▸ PROBLEM REQUIREMENTS
Below are some entries; can you quote all of them exactly?

▸ SOURCE DATA
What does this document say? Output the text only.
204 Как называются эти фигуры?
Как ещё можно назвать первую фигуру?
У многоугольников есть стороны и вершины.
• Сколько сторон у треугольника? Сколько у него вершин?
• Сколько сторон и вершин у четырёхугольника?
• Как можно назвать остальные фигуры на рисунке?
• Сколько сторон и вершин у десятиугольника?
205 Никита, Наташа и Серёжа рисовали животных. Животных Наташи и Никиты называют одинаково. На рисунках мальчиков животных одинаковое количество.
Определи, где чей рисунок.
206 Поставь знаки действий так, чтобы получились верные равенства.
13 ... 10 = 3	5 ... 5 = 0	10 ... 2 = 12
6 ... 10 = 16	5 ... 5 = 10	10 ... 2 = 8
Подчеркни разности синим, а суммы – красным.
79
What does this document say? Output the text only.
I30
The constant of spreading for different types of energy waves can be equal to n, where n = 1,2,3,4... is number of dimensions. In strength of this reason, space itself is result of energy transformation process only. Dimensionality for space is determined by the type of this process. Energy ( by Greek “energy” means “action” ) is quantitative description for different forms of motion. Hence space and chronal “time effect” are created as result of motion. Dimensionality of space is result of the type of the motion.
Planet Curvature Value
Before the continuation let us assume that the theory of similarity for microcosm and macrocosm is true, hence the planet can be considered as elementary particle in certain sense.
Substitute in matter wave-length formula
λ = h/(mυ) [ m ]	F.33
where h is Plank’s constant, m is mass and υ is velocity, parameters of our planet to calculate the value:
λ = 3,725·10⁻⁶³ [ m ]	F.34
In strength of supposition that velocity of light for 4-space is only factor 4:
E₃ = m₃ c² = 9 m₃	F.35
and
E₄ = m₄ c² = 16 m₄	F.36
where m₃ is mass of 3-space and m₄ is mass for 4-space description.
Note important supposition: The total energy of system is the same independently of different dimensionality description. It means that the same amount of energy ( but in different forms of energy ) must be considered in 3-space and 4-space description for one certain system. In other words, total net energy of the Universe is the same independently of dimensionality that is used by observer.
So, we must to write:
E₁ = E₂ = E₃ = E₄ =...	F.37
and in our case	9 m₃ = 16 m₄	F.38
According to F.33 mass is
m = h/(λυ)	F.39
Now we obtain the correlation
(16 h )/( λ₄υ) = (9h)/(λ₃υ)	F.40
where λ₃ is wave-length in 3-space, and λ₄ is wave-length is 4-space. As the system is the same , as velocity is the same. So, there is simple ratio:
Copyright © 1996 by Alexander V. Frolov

▸ TASK SOLUTION
What does this document say? Output the text only.
204 Как называются эти фигуры?
Как ещё можно назвать первую фигуру?
У многоугольников есть стороны и вершины.
• Сколько сторон у треугольника? Сколько у него вершин?
• Сколько сторон и вершин у четырёхугольника?
• Как можно назвать остальные фигуры на рисунке?
• Сколько сторон и вершин у десятиугольника?
205 Никита, Наташа и Серёжа рисовали животных. Животных Наташи и Никиты называют одинаково. На рисунках мальчиков животных одинаковое количество.
Определи, где чей рисунок.
206 Поставь знаки действий так, чтобы получились верные равенства.
13 ... 10 = 3	5 ... 5 = 0	10 ... 2 = 12
6 ... 10 = 16	5 ... 5 = 10	10 ... 2 = 8
Подчеркни разности синим, а суммы – красным.
79
What does this document say? Output the text only.
I30
The constant of spreading for different types of energy waves can be equal to n, where n = 1,2,3,4... is number of dimensions. In strength of this reason, space itself is result of energy transformation process only. Dimensionality for space is determined by the type of this process. Energy ( by Greek “energy” means “action” ) is quantitative description for different forms of motion. Hence space and chronal “time effect” are created as result of motion. Dimensionality of space is result of the type of the motion.
Planet Curvature Value
Before the continuation let us assume that the theory of similarity for microcosm and macrocosm is true, hence the planet can be considered as elementary particle in certain sense.
Substitute in matter wave-length formula
λ = h/(mυ) [ m ]	F.33
where h is Plank’s constant, m is mass and υ is velocity, parameters of our planet to calculate the value:
λ = 3,725·10⁻⁶³ [ m ]	F.34
In strength of supposition that velocity of light for 4-space is only factor 4:
E₃ = m₃ c² = 9 m₃	F.35
and
E₄ = m₄ c² = 16 m₄	F.36
where m₃ is mass of 3-space and m₄ is mass for 4-space description.
Note important supposition: The total energy of system is the same independently of different dimensionality description. It means that the same amount of energy ( but in different forms of energy ) must be considered in 3-space and 4-space description for one certain system. In other words, total net energy of the Universe is the same independently of dimensionality that is used by observer.
So, we must to write:
E₁ = E₂ = E₃ = E₄ =...	F.37
and in our case	9 m₃ = 16 m₄	F.38
According to F.33 mass is
m = h/(λυ)	F.39
Now we obtain the correlation
(16 h )/( λ₄υ) = (9h)/(λ₃υ)	F.40
where λ₃ is wave-length in 3-space, and λ₄ is wave-length is 4-space. As the system is the same , as velocity is the same. So, there is simple ratio:
Copyright © 1996 by Alexander V. Frolov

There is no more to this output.